> [TEXTE FOURNI]
◆ ◆ ◆

Droit au respect de la vie privé des salariés et messagerie personnelle ; quand la déloyauté du salarié coûte cher à un employeur de bonne foi.

Thomas T’JAMPENS
Thomas T’JAMPENS

SOURCE : Arrêt de la Chambre sociale de la Cour de cassation du 23 octobre 2019, n° 17-28448

 

Lors d’une période d’arrêt maladie, l’employeur sollicite de sa secrétaire qu’elle transmette le code d’accès de son ordinateur professionnel afin d’accéder aux informations nécessaires à l’accomplissement de plusieurs tâches.

 

Si dans un premier temps, la salariée a refusé, l’employeur a finalement eu accès 15 jours plus tard.

 

Après avoir accédé à une application de messagerie personnelle de la salariée, l’employeur a constaté de nombreuses fautes commises par la salariée.

 

En effet, cette dernière avait adressé en autre à l’une de ses collègues via un système de messagerie privée sur son ordinateur professionnel :

 

Les attestations ASSEDIC et les certificats de travail de plusieurs salariés de l’entreprise ;

 

Les fiches de paie des mois de juin ;

 

Des soldes de tout compte ;

 

Le curriculum vitae d’une candidate.

 

Le comportement de la salariée, se répétant régulièrement par la transmission à sa collègue d’informations strictement professionnelles et confidentielles en l’absence totale de lien avec ses attributions professionnelles et l’exécution de ses tâches.

 

Une protection de la vie personnelle du salarié, indépendamment de son niveau de déloyauté.

 

La salariée a été mise à pied à titre conservatoire avant d’être licenciée pour faute grave, sur le seul fondement du contenu de cette messagerie.

◆ ◆ ◆

> [EXERCICES]
• A. Dressez la liste de tous les documents que la salariée a adressés à sa collègue par la messagerie privée, selon le texte fourni.
• B. Recopiez fidèlement un extrait du texte fourni. Commencez aux mots « Les fiches de » et arrêtez-vous après « de ses tâches. ».

> [EXTRAIT DES DONNÉES]
◆ ◆ ◆

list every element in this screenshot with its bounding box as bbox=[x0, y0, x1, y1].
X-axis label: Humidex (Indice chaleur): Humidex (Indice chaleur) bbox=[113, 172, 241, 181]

◆ ◆ ◆

> [CORRIGÉS]
• A.
- les attestations ASSEDIC de plusieurs salariés de l'entreprise
- les certificats de travail de plusieurs salariés de l'entreprise
- les fiches de paie des mois de juin
- des soldes de tout compte
- le curriculum vitae d'une candidate

• B.
Les fiches de paie des mois de juin ;

 

Des soldes de tout compte ;

 

Le curriculum vitae d’une candidate.

 

Le comportement de la salariée, se répétant régulièrement par la transmission à sa collègue d’informations strictement professionnelles et confidentielles en l’absence totale de lien avec ses attributions professionnelles et l’exécution de ses tâches.